What is expected - Locate the word "width" in the entries below, then gather every line that holds it.
[start]
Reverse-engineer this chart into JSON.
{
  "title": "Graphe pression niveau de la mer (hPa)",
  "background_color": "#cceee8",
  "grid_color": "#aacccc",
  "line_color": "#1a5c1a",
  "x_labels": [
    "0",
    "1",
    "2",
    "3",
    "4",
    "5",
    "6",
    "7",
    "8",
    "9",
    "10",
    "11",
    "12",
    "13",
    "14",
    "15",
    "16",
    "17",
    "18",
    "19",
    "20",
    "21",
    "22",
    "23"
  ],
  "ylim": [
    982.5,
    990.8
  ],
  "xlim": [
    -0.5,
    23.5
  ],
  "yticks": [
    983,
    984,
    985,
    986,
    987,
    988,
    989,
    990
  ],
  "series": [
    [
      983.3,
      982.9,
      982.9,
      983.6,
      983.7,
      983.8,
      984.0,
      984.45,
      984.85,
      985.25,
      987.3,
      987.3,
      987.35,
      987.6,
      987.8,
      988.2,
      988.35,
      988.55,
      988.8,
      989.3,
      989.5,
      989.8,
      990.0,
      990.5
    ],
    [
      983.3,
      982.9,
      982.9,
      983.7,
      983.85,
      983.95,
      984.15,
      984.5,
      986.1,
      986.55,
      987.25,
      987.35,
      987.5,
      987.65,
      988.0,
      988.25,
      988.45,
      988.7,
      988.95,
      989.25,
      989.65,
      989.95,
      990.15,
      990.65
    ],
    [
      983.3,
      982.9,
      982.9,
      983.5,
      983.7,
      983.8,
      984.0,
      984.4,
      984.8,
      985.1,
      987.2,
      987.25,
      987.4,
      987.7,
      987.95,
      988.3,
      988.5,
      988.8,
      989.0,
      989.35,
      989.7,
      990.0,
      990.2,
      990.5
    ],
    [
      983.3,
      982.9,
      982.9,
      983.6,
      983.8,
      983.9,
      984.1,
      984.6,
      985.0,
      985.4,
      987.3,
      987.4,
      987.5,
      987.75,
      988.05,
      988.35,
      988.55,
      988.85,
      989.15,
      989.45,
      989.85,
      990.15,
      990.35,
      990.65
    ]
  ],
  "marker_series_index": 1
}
[end]
[start]
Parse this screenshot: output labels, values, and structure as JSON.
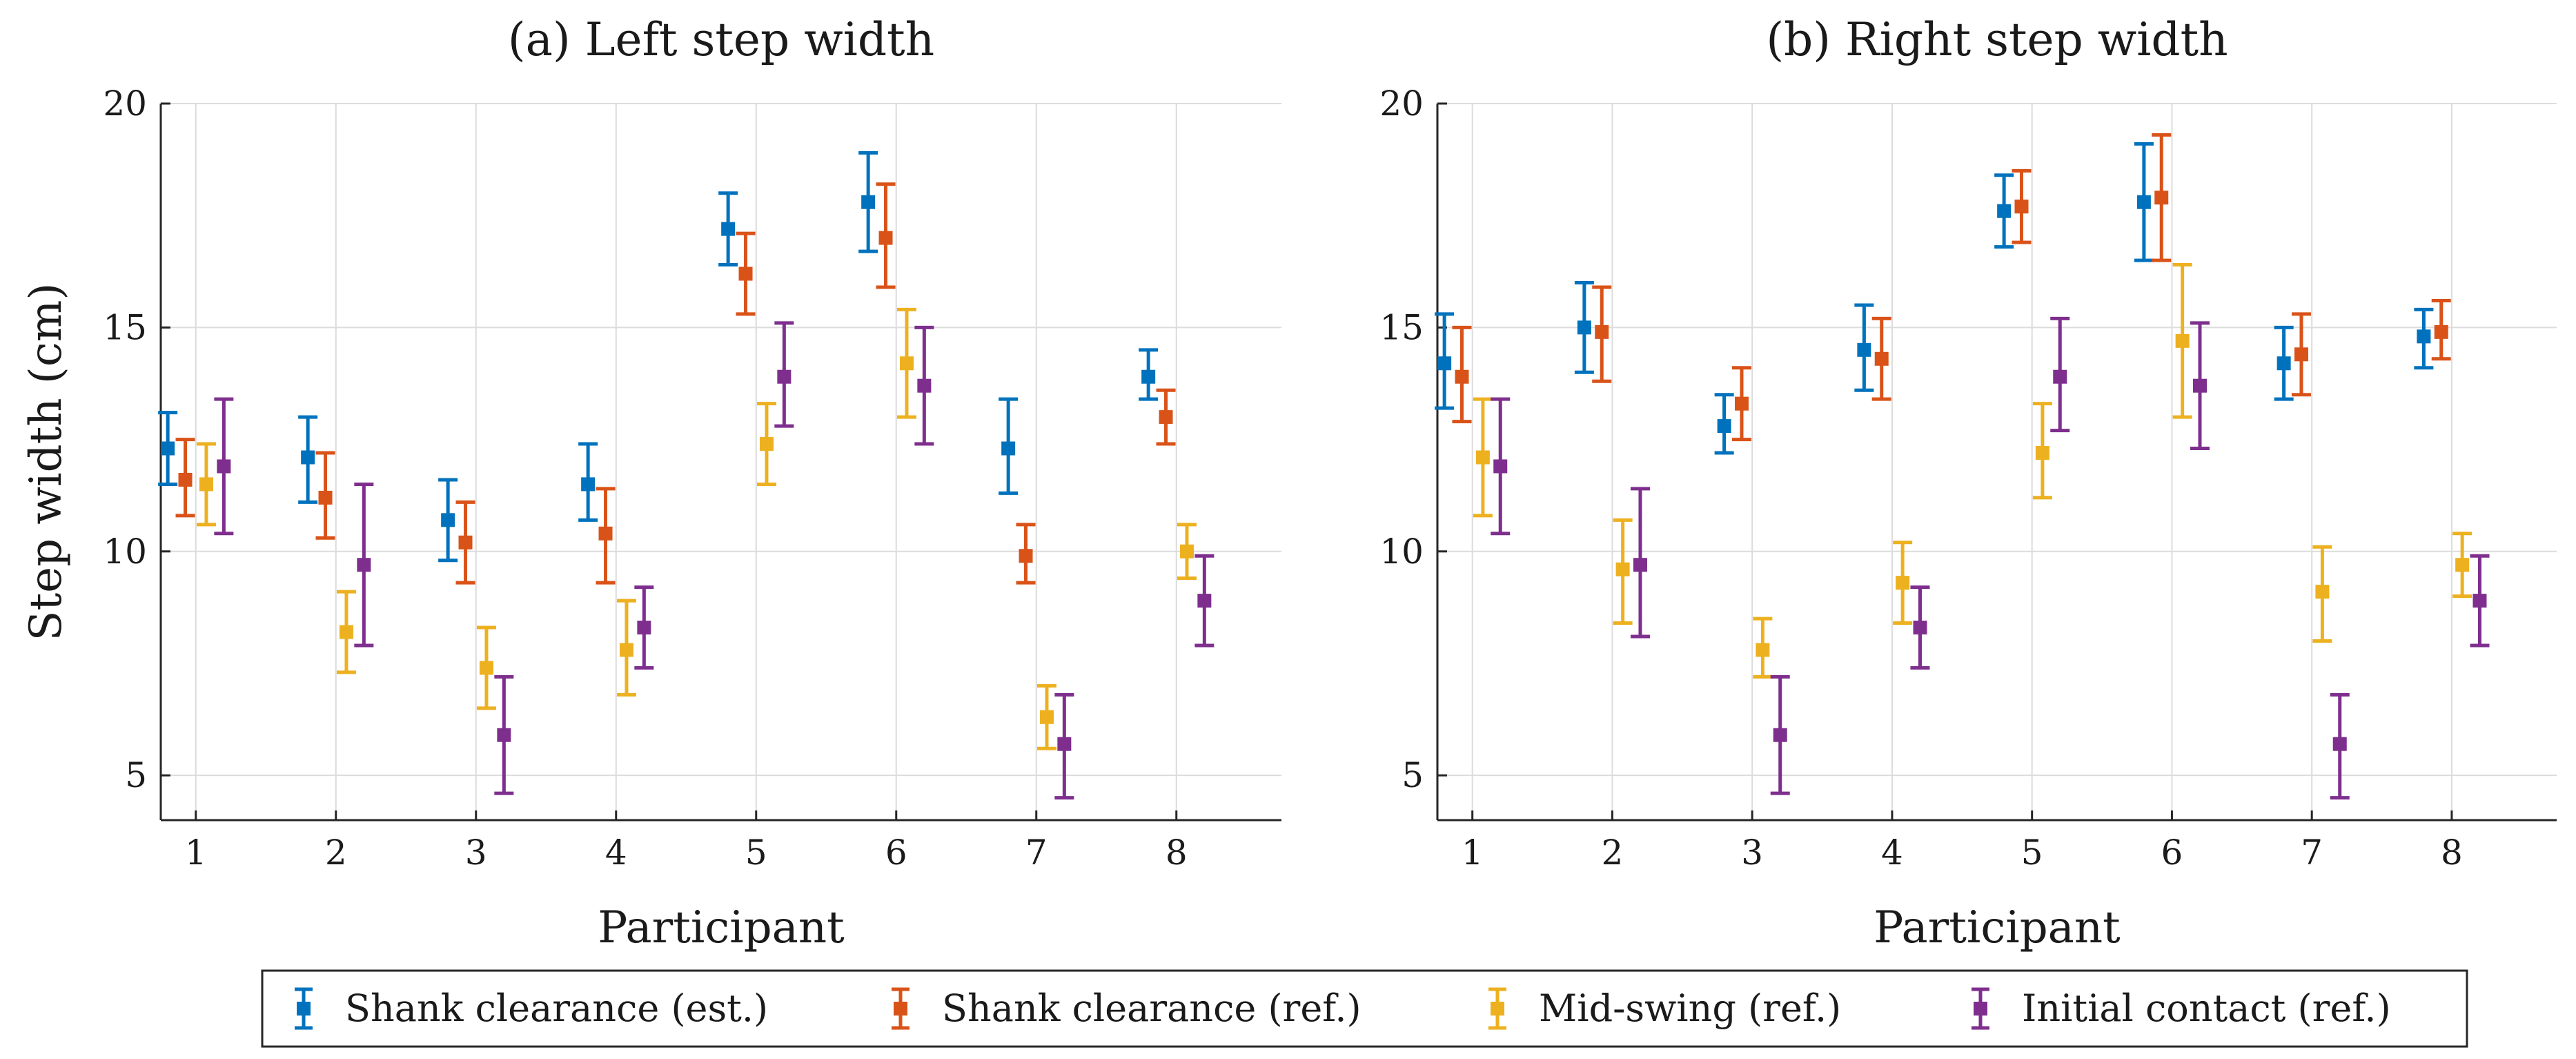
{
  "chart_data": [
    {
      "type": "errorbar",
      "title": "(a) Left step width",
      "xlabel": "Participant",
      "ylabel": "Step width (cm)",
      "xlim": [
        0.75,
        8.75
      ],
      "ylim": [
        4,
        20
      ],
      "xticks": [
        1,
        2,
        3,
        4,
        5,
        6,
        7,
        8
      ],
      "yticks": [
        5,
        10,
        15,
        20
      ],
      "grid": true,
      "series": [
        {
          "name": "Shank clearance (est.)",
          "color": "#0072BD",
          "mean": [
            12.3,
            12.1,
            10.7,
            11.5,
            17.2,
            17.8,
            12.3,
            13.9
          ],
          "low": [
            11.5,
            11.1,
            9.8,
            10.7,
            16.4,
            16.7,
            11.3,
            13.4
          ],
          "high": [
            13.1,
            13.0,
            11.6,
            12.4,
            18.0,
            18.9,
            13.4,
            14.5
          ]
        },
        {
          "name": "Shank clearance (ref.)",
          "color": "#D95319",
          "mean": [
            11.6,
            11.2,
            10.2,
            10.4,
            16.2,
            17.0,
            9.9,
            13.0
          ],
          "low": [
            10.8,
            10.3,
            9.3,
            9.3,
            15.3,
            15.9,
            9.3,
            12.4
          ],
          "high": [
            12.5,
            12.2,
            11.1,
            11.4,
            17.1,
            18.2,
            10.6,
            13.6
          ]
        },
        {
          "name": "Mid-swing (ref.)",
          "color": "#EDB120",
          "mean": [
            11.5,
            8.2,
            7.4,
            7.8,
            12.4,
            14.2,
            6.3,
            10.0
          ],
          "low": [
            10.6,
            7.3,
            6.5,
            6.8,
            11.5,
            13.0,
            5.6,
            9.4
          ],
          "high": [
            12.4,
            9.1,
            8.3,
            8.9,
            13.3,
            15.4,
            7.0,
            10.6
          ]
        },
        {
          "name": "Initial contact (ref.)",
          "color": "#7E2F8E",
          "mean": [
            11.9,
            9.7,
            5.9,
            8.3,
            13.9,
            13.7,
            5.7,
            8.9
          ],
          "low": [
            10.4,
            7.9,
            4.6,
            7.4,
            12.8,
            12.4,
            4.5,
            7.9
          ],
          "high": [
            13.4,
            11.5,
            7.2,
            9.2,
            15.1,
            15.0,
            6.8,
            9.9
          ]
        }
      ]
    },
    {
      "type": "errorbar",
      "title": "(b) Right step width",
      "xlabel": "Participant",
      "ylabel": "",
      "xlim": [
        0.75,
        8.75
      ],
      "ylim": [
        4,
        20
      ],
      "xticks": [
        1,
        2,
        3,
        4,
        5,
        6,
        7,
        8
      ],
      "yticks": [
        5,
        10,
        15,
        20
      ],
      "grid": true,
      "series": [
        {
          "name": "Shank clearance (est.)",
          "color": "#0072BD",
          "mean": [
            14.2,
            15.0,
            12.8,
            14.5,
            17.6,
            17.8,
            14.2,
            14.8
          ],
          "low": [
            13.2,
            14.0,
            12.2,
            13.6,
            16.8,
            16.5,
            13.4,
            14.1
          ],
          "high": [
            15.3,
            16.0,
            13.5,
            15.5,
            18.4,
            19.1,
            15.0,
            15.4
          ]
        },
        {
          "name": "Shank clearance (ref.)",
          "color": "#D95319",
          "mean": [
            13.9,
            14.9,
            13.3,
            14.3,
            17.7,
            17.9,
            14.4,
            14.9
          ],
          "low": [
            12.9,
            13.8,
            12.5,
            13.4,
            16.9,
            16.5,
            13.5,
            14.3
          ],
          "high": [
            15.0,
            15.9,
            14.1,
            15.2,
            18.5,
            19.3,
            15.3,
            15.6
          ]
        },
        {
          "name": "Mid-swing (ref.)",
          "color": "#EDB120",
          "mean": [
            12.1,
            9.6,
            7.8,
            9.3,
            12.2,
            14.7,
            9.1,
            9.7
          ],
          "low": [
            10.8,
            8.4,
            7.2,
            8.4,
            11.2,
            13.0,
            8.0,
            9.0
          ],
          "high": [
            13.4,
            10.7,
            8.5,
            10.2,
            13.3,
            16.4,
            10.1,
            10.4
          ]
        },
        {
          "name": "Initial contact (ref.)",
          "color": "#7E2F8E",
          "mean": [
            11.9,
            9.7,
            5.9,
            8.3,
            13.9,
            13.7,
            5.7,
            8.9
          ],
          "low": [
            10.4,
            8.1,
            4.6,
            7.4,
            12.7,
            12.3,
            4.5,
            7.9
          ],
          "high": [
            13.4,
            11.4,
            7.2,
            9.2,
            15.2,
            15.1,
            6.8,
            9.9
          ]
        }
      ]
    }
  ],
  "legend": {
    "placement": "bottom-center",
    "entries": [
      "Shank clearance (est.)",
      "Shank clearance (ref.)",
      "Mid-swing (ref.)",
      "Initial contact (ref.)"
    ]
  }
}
[end]
Answer in full -
      "title": "(a) Left step width",
      "ylabel": "Step width (cm)",
      "title": "(b) Right step width",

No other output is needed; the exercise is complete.